What is required:
Below are the entries; state how many of their lines contain the string "лесов", and nothing more.

Items:

....

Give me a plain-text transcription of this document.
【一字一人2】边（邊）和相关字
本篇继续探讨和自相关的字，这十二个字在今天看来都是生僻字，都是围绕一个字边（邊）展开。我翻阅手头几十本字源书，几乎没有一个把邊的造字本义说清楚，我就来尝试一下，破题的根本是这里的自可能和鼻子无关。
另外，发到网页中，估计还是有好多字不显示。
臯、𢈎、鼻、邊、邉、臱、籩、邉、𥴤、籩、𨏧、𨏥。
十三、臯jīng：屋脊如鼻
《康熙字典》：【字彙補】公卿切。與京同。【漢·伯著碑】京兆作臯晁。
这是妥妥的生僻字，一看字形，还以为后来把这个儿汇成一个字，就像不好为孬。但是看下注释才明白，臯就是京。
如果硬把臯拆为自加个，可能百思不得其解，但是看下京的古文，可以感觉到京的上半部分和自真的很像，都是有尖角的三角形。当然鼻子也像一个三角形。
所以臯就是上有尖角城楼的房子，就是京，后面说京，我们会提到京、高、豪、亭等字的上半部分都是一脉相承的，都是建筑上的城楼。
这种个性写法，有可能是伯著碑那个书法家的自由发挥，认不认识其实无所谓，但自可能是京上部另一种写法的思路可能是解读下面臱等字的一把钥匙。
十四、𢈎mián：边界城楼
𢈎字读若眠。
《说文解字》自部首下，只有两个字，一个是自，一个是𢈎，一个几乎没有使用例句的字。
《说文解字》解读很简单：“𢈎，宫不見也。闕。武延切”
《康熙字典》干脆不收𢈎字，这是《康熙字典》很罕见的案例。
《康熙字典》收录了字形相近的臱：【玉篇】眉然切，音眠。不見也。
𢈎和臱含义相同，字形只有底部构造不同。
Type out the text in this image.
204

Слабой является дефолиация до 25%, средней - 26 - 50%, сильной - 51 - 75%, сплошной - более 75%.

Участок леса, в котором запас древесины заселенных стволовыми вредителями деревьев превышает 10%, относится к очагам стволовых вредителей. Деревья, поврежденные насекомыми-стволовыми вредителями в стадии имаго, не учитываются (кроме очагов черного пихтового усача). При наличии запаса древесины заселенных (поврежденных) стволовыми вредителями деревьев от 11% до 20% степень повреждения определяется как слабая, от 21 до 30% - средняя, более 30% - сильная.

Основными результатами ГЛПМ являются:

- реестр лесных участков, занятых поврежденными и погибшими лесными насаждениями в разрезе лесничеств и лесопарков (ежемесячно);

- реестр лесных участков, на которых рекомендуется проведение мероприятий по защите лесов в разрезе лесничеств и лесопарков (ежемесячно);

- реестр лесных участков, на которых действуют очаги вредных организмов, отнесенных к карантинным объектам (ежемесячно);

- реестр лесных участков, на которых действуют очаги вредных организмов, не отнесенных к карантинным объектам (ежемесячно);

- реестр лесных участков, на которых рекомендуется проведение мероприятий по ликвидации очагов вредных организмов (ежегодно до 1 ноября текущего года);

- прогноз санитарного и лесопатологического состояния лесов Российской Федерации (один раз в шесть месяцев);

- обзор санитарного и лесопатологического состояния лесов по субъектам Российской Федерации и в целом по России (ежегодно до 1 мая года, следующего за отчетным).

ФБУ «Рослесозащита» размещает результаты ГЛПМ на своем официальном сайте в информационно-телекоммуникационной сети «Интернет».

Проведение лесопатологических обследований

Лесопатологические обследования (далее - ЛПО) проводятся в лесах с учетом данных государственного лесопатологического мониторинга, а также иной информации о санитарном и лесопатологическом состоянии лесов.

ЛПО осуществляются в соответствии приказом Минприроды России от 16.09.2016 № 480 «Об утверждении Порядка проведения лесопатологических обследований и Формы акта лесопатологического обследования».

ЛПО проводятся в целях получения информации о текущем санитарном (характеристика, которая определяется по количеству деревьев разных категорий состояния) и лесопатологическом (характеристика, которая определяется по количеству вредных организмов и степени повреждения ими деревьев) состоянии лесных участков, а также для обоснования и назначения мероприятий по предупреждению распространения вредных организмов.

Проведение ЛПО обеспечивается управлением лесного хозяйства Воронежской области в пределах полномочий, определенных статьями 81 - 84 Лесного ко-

....

Exercise response:
4